> **What you need to do**: Bring together all lines of the material below that contain the string "Strike".
= = = = =
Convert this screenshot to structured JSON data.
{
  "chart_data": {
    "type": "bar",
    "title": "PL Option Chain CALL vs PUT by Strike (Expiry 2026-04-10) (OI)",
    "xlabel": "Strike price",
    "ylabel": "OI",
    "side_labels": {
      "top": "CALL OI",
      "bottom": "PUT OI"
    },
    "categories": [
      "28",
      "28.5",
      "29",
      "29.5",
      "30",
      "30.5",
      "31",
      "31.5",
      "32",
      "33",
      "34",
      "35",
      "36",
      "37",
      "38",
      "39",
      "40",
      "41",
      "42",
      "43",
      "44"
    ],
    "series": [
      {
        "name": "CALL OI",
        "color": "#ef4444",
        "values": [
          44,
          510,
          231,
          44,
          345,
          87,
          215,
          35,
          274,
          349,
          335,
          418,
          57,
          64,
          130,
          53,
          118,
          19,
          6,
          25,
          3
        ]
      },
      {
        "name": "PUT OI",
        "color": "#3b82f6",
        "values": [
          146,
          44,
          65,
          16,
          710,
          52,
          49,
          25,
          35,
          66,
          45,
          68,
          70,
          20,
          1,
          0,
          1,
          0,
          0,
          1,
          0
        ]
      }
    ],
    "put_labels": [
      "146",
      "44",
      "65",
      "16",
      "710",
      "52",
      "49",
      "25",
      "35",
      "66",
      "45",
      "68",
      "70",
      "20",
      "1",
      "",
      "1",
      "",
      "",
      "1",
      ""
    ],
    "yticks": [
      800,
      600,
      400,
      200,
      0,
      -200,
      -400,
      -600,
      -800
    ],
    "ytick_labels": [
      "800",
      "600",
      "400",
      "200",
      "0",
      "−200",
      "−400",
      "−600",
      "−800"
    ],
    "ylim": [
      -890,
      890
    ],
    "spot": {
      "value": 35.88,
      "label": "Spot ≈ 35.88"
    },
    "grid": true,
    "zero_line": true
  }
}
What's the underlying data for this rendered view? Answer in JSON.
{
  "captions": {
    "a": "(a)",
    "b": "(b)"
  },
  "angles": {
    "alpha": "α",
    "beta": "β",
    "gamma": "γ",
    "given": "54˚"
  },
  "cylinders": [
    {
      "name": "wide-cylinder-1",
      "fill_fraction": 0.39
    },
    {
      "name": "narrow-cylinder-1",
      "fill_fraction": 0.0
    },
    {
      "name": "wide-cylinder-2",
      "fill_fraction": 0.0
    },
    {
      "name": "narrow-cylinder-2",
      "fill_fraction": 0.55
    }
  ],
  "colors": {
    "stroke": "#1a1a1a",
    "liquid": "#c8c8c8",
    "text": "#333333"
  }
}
= = = = =
> **In response**:
    "title": "PL Option Chain CALL vs PUT by Strike (Expiry 2026-04-10) (OI)",
    "xlabel": "Strike price",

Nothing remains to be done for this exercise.